*Exercise directions*. Word for word, quote all of the material, omitting the pictures.

- - - - - - -

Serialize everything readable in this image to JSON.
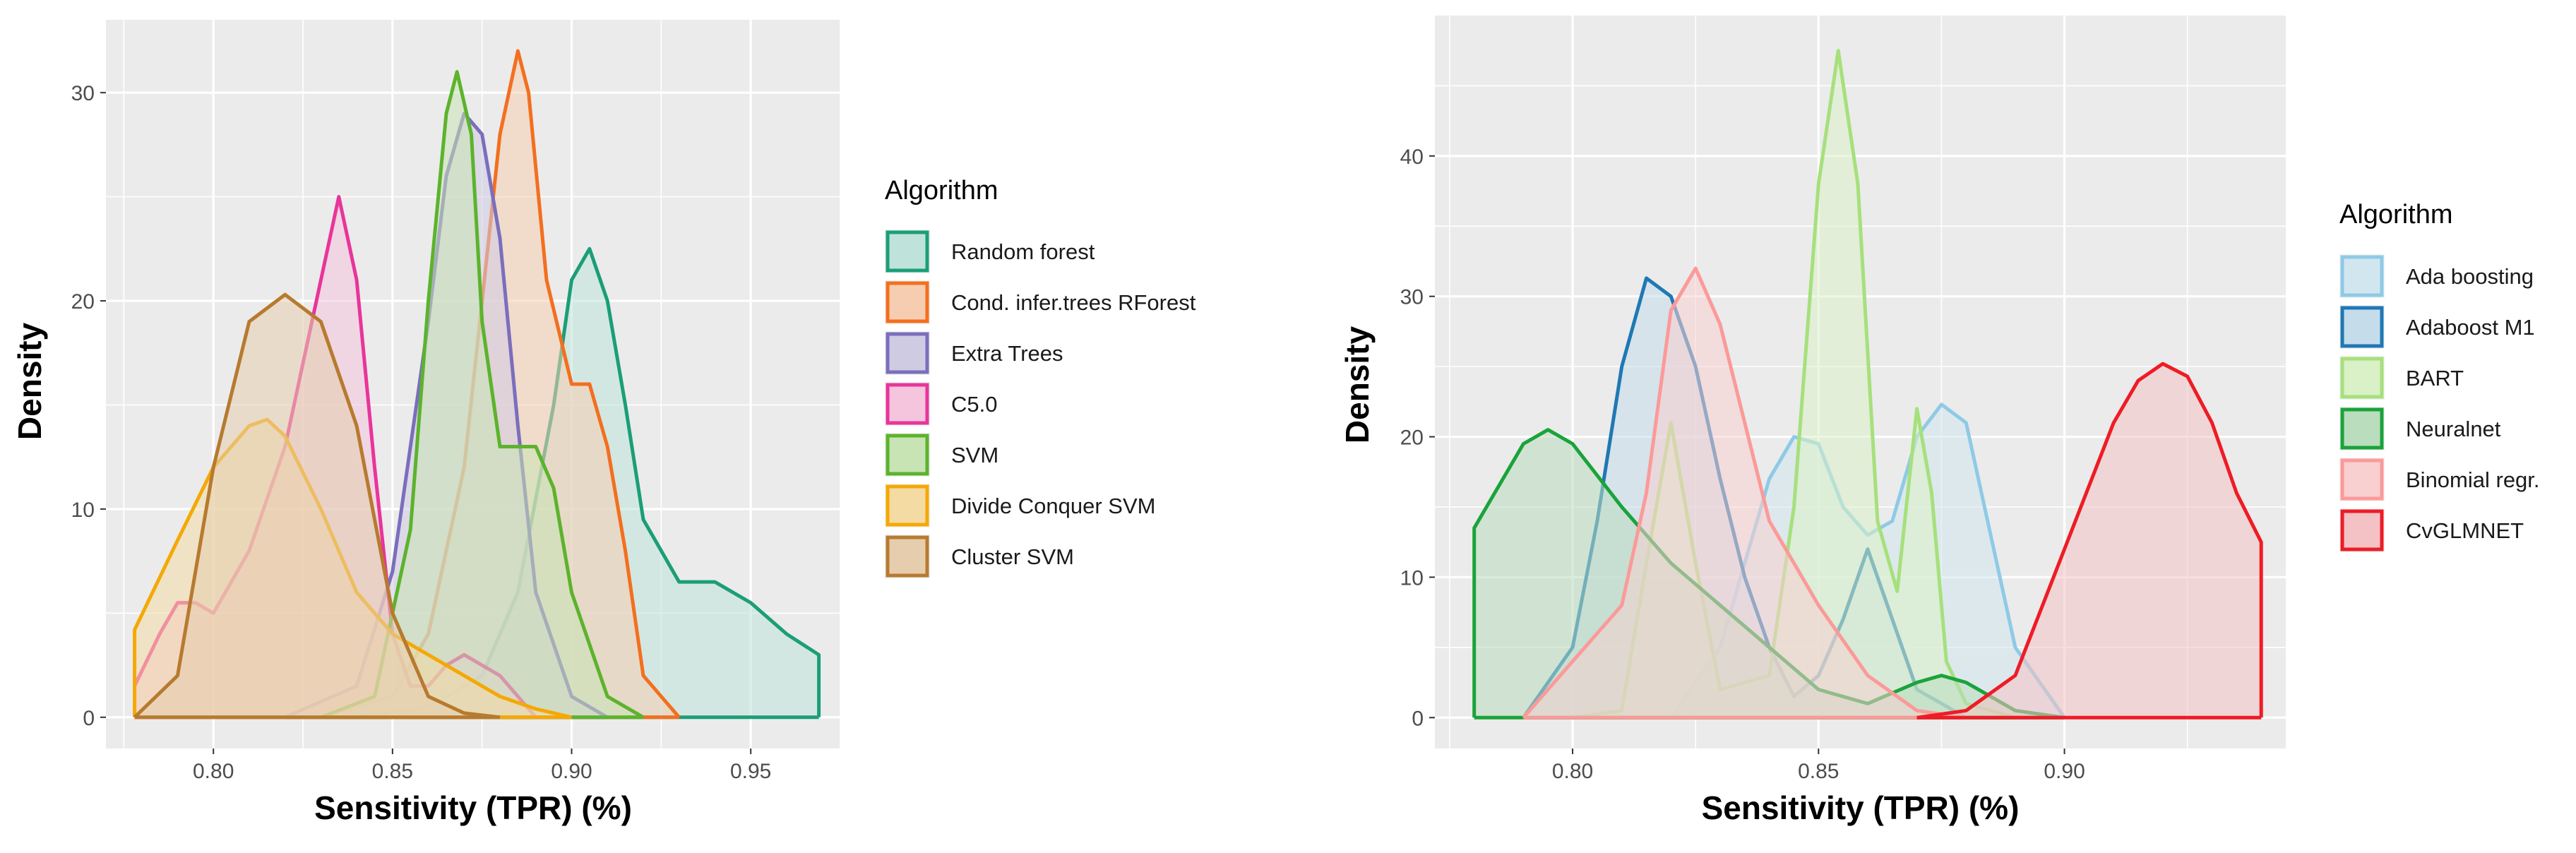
{
  "chart_data": [
    {
      "type": "area",
      "chart_kind": "density",
      "xlabel": "Sensitivity (TPR) (%)",
      "ylabel": "Density",
      "xlim": [
        0.77,
        0.975
      ],
      "ylim": [
        -1.5,
        33.5
      ],
      "xticks": [
        0.8,
        0.85,
        0.9,
        0.95
      ],
      "xtick_labels": [
        "0.80",
        "0.85",
        "0.90",
        "0.95"
      ],
      "yticks": [
        0,
        10,
        20,
        30
      ],
      "ytick_labels": [
        "0",
        "10",
        "20",
        "30"
      ],
      "grid": true,
      "legend": {
        "title": "Algorithm",
        "position": "right"
      },
      "series": [
        {
          "name": "Random forest",
          "color": "#1b9e77",
          "fill": "#bfe3da",
          "x": [
            0.84,
            0.86,
            0.875,
            0.885,
            0.895,
            0.9,
            0.905,
            0.91,
            0.915,
            0.92,
            0.93,
            0.94,
            0.95,
            0.96,
            0.969,
            0.969
          ],
          "y": [
            0,
            0.5,
            2,
            6,
            15,
            21,
            22.5,
            20,
            15,
            9.5,
            6.5,
            6.5,
            5.5,
            4,
            3,
            0
          ]
        },
        {
          "name": "Cond. infer.trees RForest",
          "color": "#f36f1f",
          "fill": "#f6cdb0",
          "x": [
            0.83,
            0.85,
            0.86,
            0.87,
            0.875,
            0.88,
            0.885,
            0.888,
            0.893,
            0.9,
            0.905,
            0.91,
            0.915,
            0.92,
            0.93
          ],
          "y": [
            0,
            1,
            4,
            12,
            20,
            28,
            32,
            30,
            21,
            16,
            16,
            13,
            8,
            2,
            0
          ]
        },
        {
          "name": "Extra Trees",
          "color": "#7b6ebc",
          "fill": "#cfcbe3",
          "x": [
            0.82,
            0.84,
            0.85,
            0.86,
            0.865,
            0.87,
            0.875,
            0.88,
            0.885,
            0.89,
            0.9,
            0.91
          ],
          "y": [
            0,
            1.5,
            7,
            19,
            26,
            29,
            28,
            23,
            14,
            6,
            1,
            0
          ]
        },
        {
          "name": "C5.0",
          "color": "#e8359a",
          "fill": "#f4c5dd",
          "x": [
            0.778,
            0.785,
            0.79,
            0.795,
            0.8,
            0.81,
            0.82,
            0.83,
            0.835,
            0.84,
            0.845,
            0.85,
            0.855,
            0.86,
            0.865,
            0.87,
            0.88,
            0.89
          ],
          "y": [
            1.5,
            4,
            5.5,
            5.5,
            5,
            8,
            13,
            21,
            25,
            21,
            12,
            4,
            1.5,
            1.5,
            2.5,
            3,
            2,
            0
          ]
        },
        {
          "name": "SVM",
          "color": "#5cb32c",
          "fill": "#c8e3b4",
          "x": [
            0.83,
            0.845,
            0.855,
            0.86,
            0.865,
            0.868,
            0.872,
            0.875,
            0.88,
            0.885,
            0.89,
            0.895,
            0.9,
            0.91,
            0.92
          ],
          "y": [
            0,
            1,
            9,
            20,
            29,
            31,
            28,
            19,
            13,
            13,
            13,
            11,
            6,
            1,
            0
          ]
        },
        {
          "name": "Divide Conquer SVM",
          "color": "#f5a805",
          "fill": "#f4dba4",
          "x": [
            0.778,
            0.778,
            0.79,
            0.8,
            0.81,
            0.815,
            0.82,
            0.83,
            0.84,
            0.85,
            0.86,
            0.87,
            0.88,
            0.89,
            0.9
          ],
          "y": [
            0,
            4.2,
            8.5,
            12,
            14,
            14.3,
            13.5,
            10,
            6,
            4,
            3,
            2,
            1,
            0.4,
            0
          ]
        },
        {
          "name": "Cluster SVM",
          "color": "#b77a2f",
          "fill": "#e6cdae",
          "x": [
            0.778,
            0.79,
            0.8,
            0.81,
            0.82,
            0.83,
            0.84,
            0.85,
            0.86,
            0.87,
            0.88
          ],
          "y": [
            0,
            2,
            12,
            19,
            20.3,
            19,
            14,
            5,
            1,
            0.2,
            0
          ]
        }
      ]
    },
    {
      "type": "area",
      "chart_kind": "density",
      "xlabel": "Sensitivity (TPR) (%)",
      "ylabel": "Density",
      "xlim": [
        0.772,
        0.945
      ],
      "ylim": [
        -2.2,
        50
      ],
      "xticks": [
        0.8,
        0.85,
        0.9
      ],
      "xtick_labels": [
        "0.80",
        "0.85",
        "0.90"
      ],
      "yticks": [
        0,
        10,
        20,
        30,
        40
      ],
      "ytick_labels": [
        "0",
        "10",
        "20",
        "30",
        "40"
      ],
      "grid": true,
      "legend": {
        "title": "Algorithm",
        "position": "right"
      },
      "series": [
        {
          "name": "Ada boosting",
          "color": "#8ecae6",
          "fill": "#d2e6ef",
          "x": [
            0.82,
            0.83,
            0.84,
            0.845,
            0.85,
            0.855,
            0.86,
            0.865,
            0.87,
            0.875,
            0.88,
            0.885,
            0.89,
            0.9
          ],
          "y": [
            0,
            5,
            17,
            20,
            19.5,
            15,
            13,
            14,
            20,
            22.3,
            21,
            13,
            5,
            0
          ]
        },
        {
          "name": "Adaboost M1",
          "color": "#1f78b4",
          "fill": "#c5dcea",
          "x": [
            0.79,
            0.8,
            0.805,
            0.81,
            0.815,
            0.82,
            0.825,
            0.83,
            0.835,
            0.84,
            0.845,
            0.85,
            0.855,
            0.86,
            0.865,
            0.87,
            0.88
          ],
          "y": [
            0,
            5,
            14,
            25,
            31.3,
            30,
            25,
            17,
            10,
            5,
            1.5,
            3,
            7,
            12,
            7,
            2,
            0
          ]
        },
        {
          "name": "BART",
          "color": "#a6e07c",
          "fill": "#daf0c6",
          "x": [
            0.8,
            0.81,
            0.815,
            0.82,
            0.825,
            0.83,
            0.84,
            0.845,
            0.85,
            0.854,
            0.858,
            0.862,
            0.866,
            0.87,
            0.873,
            0.876,
            0.88,
            0.89
          ],
          "y": [
            0,
            0.5,
            11,
            21,
            11,
            2,
            3,
            15,
            38,
            47.5,
            38,
            14,
            9,
            22,
            16,
            4,
            1,
            0
          ]
        },
        {
          "name": "Neuralnet",
          "color": "#1aa33a",
          "fill": "#b9ddbd",
          "x": [
            0.78,
            0.78,
            0.79,
            0.795,
            0.8,
            0.81,
            0.82,
            0.83,
            0.84,
            0.85,
            0.86,
            0.87,
            0.875,
            0.88,
            0.89,
            0.9
          ],
          "y": [
            0,
            13.5,
            19.5,
            20.5,
            19.5,
            15,
            11,
            8,
            5,
            2,
            1,
            2.5,
            3,
            2.5,
            0.5,
            0
          ]
        },
        {
          "name": "Binomial regr.",
          "color": "#fb9a99",
          "fill": "#f7d0cf",
          "x": [
            0.79,
            0.8,
            0.81,
            0.815,
            0.82,
            0.825,
            0.83,
            0.835,
            0.84,
            0.845,
            0.85,
            0.86,
            0.87,
            0.88
          ],
          "y": [
            0,
            4,
            8,
            16,
            29,
            32,
            28,
            21,
            14,
            11,
            8,
            3,
            0.5,
            0
          ]
        },
        {
          "name": "CvGLMNET",
          "color": "#ee1c25",
          "fill": "#f4c2c4",
          "x": [
            0.87,
            0.88,
            0.89,
            0.9,
            0.91,
            0.915,
            0.92,
            0.925,
            0.93,
            0.935,
            0.94,
            0.94
          ],
          "y": [
            0,
            0.5,
            3,
            12,
            21,
            24,
            25.2,
            24.3,
            21,
            16,
            12.5,
            0
          ]
        }
      ]
    }
  ]
}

- - - - - - -

*Written solution*.
Serialize everything readable in this image to JSON.
{
  "chart_data": [
    {
      "type": "area",
      "chart_kind": "density",
      "xlabel": "Sensitivity (TPR) (%)",
      "ylabel": "Density",
      "xlim": [
        0.77,
        0.975
      ],
      "ylim": [
        -1.5,
        33.5
      ],
      "xticks": [
        0.8,
        0.85,
        0.9,
        0.95
      ],
      "xtick_labels": [
        "0.80",
        "0.85",
        "0.90",
        "0.95"
      ],
      "yticks": [
        0,
        10,
        20,
        30
      ],
      "ytick_labels": [
        "0",
        "10",
        "20",
        "30"
      ],
      "grid": true,
      "legend": {
        "title": "Algorithm",
        "position": "right"
      },
      "series": [
        {
          "name": "Random forest",
          "color": "#1b9e77",
          "fill": "#bfe3da",
          "x": [
            0.84,
            0.86,
            0.875,
            0.885,
            0.895,
            0.9,
            0.905,
            0.91,
            0.915,
            0.92,
            0.93,
            0.94,
            0.95,
            0.96,
            0.969,
            0.969
          ],
          "y": [
            0,
            0.5,
            2,
            6,
            15,
            21,
            22.5,
            20,
            15,
            9.5,
            6.5,
            6.5,
            5.5,
            4,
            3,
            0
          ]
        },
        {
          "name": "Cond. infer.trees RForest",
          "color": "#f36f1f",
          "fill": "#f6cdb0",
          "x": [
            0.83,
            0.85,
            0.86,
            0.87,
            0.875,
            0.88,
            0.885,
            0.888,
            0.893,
            0.9,
            0.905,
            0.91,
            0.915,
            0.92,
            0.93
          ],
          "y": [
            0,
            1,
            4,
            12,
            20,
            28,
            32,
            30,
            21,
            16,
            16,
            13,
            8,
            2,
            0
          ]
        },
        {
          "name": "Extra Trees",
          "color": "#7b6ebc",
          "fill": "#cfcbe3",
          "x": [
            0.82,
            0.84,
            0.85,
            0.86,
            0.865,
            0.87,
            0.875,
            0.88,
            0.885,
            0.89,
            0.9,
            0.91
          ],
          "y": [
            0,
            1.5,
            7,
            19,
            26,
            29,
            28,
            23,
            14,
            6,
            1,
            0
          ]
        },
        {
          "name": "C5.0",
          "color": "#e8359a",
          "fill": "#f4c5dd",
          "x": [
            0.778,
            0.785,
            0.79,
            0.795,
            0.8,
            0.81,
            0.82,
            0.83,
            0.835,
            0.84,
            0.845,
            0.85,
            0.855,
            0.86,
            0.865,
            0.87,
            0.88,
            0.89
          ],
          "y": [
            1.5,
            4,
            5.5,
            5.5,
            5,
            8,
            13,
            21,
            25,
            21,
            12,
            4,
            1.5,
            1.5,
            2.5,
            3,
            2,
            0
          ]
        },
        {
          "name": "SVM",
          "color": "#5cb32c",
          "fill": "#c8e3b4",
          "x": [
            0.83,
            0.845,
            0.855,
            0.86,
            0.865,
            0.868,
            0.872,
            0.875,
            0.88,
            0.885,
            0.89,
            0.895,
            0.9,
            0.91,
            0.92
          ],
          "y": [
            0,
            1,
            9,
            20,
            29,
            31,
            28,
            19,
            13,
            13,
            13,
            11,
            6,
            1,
            0
          ]
        },
        {
          "name": "Divide Conquer SVM",
          "color": "#f5a805",
          "fill": "#f4dba4",
          "x": [
            0.778,
            0.778,
            0.79,
            0.8,
            0.81,
            0.815,
            0.82,
            0.83,
            0.84,
            0.85,
            0.86,
            0.87,
            0.88,
            0.89,
            0.9
          ],
          "y": [
            0,
            4.2,
            8.5,
            12,
            14,
            14.3,
            13.5,
            10,
            6,
            4,
            3,
            2,
            1,
            0.4,
            0
          ]
        },
        {
          "name": "Cluster SVM",
          "color": "#b77a2f",
          "fill": "#e6cdae",
          "x": [
            0.778,
            0.79,
            0.8,
            0.81,
            0.82,
            0.83,
            0.84,
            0.85,
            0.86,
            0.87,
            0.88
          ],
          "y": [
            0,
            2,
            12,
            19,
            20.3,
            19,
            14,
            5,
            1,
            0.2,
            0
          ]
        }
      ]
    },
    {
      "type": "area",
      "chart_kind": "density",
      "xlabel": "Sensitivity (TPR) (%)",
      "ylabel": "Density",
      "xlim": [
        0.772,
        0.945
      ],
      "ylim": [
        -2.2,
        50
      ],
      "xticks": [
        0.8,
        0.85,
        0.9
      ],
      "xtick_labels": [
        "0.80",
        "0.85",
        "0.90"
      ],
      "yticks": [
        0,
        10,
        20,
        30,
        40
      ],
      "ytick_labels": [
        "0",
        "10",
        "20",
        "30",
        "40"
      ],
      "grid": true,
      "legend": {
        "title": "Algorithm",
        "position": "right"
      },
      "series": [
        {
          "name": "Ada boosting",
          "color": "#8ecae6",
          "fill": "#d2e6ef",
          "x": [
            0.82,
            0.83,
            0.84,
            0.845,
            0.85,
            0.855,
            0.86,
            0.865,
            0.87,
            0.875,
            0.88,
            0.885,
            0.89,
            0.9
          ],
          "y": [
            0,
            5,
            17,
            20,
            19.5,
            15,
            13,
            14,
            20,
            22.3,
            21,
            13,
            5,
            0
          ]
        },
        {
          "name": "Adaboost M1",
          "color": "#1f78b4",
          "fill": "#c5dcea",
          "x": [
            0.79,
            0.8,
            0.805,
            0.81,
            0.815,
            0.82,
            0.825,
            0.83,
            0.835,
            0.84,
            0.845,
            0.85,
            0.855,
            0.86,
            0.865,
            0.87,
            0.88
          ],
          "y": [
            0,
            5,
            14,
            25,
            31.3,
            30,
            25,
            17,
            10,
            5,
            1.5,
            3,
            7,
            12,
            7,
            2,
            0
          ]
        },
        {
          "name": "BART",
          "color": "#a6e07c",
          "fill": "#daf0c6",
          "x": [
            0.8,
            0.81,
            0.815,
            0.82,
            0.825,
            0.83,
            0.84,
            0.845,
            0.85,
            0.854,
            0.858,
            0.862,
            0.866,
            0.87,
            0.873,
            0.876,
            0.88,
            0.89
          ],
          "y": [
            0,
            0.5,
            11,
            21,
            11,
            2,
            3,
            15,
            38,
            47.5,
            38,
            14,
            9,
            22,
            16,
            4,
            1,
            0
          ]
        },
        {
          "name": "Neuralnet",
          "color": "#1aa33a",
          "fill": "#b9ddbd",
          "x": [
            0.78,
            0.78,
            0.79,
            0.795,
            0.8,
            0.81,
            0.82,
            0.83,
            0.84,
            0.85,
            0.86,
            0.87,
            0.875,
            0.88,
            0.89,
            0.9
          ],
          "y": [
            0,
            13.5,
            19.5,
            20.5,
            19.5,
            15,
            11,
            8,
            5,
            2,
            1,
            2.5,
            3,
            2.5,
            0.5,
            0
          ]
        },
        {
          "name": "Binomial regr.",
          "color": "#fb9a99",
          "fill": "#f7d0cf",
          "x": [
            0.79,
            0.8,
            0.81,
            0.815,
            0.82,
            0.825,
            0.83,
            0.835,
            0.84,
            0.845,
            0.85,
            0.86,
            0.87,
            0.88
          ],
          "y": [
            0,
            4,
            8,
            16,
            29,
            32,
            28,
            21,
            14,
            11,
            8,
            3,
            0.5,
            0
          ]
        },
        {
          "name": "CvGLMNET",
          "color": "#ee1c25",
          "fill": "#f4c2c4",
          "x": [
            0.87,
            0.88,
            0.89,
            0.9,
            0.91,
            0.915,
            0.92,
            0.925,
            0.93,
            0.935,
            0.94,
            0.94
          ],
          "y": [
            0,
            0.5,
            3,
            12,
            21,
            24,
            25.2,
            24.3,
            21,
            16,
            12.5,
            0
          ]
        }
      ]
    }
  ]
}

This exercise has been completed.